■ Written problem: Filter the entries below, keeping only lines with the word "cette".

■ Exercise inputs:

* * * * * * *

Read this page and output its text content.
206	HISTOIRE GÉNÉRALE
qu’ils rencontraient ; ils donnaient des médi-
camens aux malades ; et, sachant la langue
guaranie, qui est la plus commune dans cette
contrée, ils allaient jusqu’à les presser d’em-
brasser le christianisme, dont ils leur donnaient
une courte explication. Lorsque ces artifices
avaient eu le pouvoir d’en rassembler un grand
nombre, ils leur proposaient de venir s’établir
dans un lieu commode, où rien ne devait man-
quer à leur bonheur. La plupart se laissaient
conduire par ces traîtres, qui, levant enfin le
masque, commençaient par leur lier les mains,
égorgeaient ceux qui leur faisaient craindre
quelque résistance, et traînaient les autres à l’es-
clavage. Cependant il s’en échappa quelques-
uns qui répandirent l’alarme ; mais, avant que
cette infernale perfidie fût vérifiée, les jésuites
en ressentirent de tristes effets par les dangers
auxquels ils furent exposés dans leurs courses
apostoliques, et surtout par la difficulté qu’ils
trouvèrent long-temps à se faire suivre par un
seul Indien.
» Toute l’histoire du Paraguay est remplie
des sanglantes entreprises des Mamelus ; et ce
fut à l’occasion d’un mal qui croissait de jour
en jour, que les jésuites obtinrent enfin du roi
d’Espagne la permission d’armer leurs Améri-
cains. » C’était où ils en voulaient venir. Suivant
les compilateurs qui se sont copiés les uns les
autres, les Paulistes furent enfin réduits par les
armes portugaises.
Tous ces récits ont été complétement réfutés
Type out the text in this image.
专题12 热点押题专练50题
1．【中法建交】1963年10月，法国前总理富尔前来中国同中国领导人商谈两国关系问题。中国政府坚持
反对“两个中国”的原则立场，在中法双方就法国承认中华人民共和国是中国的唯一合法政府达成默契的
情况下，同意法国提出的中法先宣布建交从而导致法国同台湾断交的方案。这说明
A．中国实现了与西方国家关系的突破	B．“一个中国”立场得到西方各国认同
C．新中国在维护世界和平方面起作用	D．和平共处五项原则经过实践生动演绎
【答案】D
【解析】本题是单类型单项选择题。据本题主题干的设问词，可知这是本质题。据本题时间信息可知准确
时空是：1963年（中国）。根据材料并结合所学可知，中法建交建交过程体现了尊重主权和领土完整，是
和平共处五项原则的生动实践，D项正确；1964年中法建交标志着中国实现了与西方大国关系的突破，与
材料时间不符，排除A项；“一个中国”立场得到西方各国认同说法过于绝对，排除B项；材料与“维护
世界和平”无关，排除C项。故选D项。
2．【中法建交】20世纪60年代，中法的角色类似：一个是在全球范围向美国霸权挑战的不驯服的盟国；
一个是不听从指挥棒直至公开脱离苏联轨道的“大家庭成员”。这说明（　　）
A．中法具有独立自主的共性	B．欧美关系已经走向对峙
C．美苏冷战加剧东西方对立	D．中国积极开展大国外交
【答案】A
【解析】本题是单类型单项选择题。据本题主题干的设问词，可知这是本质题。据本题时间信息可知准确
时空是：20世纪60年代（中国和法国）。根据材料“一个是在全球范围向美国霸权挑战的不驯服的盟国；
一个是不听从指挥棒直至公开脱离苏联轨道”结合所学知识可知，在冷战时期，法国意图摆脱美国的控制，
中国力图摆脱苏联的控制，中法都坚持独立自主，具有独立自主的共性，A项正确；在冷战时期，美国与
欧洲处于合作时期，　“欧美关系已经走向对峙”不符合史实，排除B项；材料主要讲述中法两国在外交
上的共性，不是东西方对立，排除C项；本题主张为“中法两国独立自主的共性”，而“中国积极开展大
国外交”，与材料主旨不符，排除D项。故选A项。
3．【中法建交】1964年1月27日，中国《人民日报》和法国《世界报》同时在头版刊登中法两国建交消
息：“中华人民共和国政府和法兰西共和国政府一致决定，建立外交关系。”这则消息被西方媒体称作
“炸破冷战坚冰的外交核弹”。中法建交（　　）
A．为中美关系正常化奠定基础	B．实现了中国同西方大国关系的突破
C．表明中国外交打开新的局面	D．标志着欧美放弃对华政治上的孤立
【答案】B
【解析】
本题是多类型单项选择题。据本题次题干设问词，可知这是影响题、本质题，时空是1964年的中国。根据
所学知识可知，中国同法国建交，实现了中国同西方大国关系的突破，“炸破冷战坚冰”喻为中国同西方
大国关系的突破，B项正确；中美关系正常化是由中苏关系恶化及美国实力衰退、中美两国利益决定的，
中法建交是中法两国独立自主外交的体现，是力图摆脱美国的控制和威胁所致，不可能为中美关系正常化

* * * * * * *

■ Task answer:
guaranie, qui est la plus commune dans cette
cette infernale perfidie fût vérifiée, les jésuites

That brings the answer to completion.